Data listing

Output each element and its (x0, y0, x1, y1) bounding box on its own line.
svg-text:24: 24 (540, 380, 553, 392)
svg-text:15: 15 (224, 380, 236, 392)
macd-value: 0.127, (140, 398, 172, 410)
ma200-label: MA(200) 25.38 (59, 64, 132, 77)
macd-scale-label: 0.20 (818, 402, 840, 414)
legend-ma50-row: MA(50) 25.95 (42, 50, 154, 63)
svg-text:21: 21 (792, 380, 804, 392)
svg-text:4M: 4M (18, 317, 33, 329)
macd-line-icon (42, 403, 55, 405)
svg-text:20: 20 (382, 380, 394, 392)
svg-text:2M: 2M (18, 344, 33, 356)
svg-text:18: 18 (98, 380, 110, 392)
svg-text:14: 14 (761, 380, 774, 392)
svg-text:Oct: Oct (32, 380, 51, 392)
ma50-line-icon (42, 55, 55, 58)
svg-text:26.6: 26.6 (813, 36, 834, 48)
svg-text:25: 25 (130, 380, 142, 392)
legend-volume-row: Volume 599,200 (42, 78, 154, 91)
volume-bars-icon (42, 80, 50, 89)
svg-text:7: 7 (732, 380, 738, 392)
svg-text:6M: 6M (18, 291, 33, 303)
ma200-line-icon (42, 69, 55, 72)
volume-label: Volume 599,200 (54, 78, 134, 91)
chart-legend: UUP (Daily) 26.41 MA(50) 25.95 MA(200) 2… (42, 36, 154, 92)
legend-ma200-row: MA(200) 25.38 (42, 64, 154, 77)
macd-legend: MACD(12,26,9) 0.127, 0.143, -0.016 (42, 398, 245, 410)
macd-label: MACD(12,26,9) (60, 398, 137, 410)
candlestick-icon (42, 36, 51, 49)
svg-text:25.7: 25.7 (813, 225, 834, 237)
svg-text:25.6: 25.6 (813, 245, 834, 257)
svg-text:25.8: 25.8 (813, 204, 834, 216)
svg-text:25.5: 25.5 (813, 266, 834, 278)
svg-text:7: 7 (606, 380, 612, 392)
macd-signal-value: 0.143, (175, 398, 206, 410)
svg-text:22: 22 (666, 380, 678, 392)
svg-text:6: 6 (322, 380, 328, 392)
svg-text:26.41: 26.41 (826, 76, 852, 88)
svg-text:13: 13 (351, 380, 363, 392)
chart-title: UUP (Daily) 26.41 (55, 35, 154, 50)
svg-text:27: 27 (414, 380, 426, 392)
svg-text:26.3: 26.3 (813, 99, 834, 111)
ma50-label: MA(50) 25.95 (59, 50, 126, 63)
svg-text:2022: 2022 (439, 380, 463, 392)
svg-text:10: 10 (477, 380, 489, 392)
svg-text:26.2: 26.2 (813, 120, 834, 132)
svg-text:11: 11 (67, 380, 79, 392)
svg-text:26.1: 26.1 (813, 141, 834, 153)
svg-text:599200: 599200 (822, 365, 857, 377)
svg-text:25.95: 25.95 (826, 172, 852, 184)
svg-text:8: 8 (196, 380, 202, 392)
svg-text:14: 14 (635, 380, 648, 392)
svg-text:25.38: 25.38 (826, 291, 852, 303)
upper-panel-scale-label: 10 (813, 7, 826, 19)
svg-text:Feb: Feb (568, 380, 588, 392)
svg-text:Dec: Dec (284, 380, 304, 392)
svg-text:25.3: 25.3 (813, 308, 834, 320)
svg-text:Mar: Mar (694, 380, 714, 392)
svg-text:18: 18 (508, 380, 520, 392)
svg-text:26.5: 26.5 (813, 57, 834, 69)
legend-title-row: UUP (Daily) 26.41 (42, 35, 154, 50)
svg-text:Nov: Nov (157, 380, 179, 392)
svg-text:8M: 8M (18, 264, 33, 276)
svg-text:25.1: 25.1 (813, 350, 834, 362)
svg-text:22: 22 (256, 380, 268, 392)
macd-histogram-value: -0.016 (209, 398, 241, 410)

Problem to work on
Select every line of the records that contains the string "icon".

Right answer
macd-line-icon (42, 403, 55, 405)
ma50-line-icon (42, 55, 55, 58)
volume-bars-icon (42, 80, 50, 89)
ma200-line-icon (42, 69, 55, 72)
candlestick-icon (42, 36, 51, 49)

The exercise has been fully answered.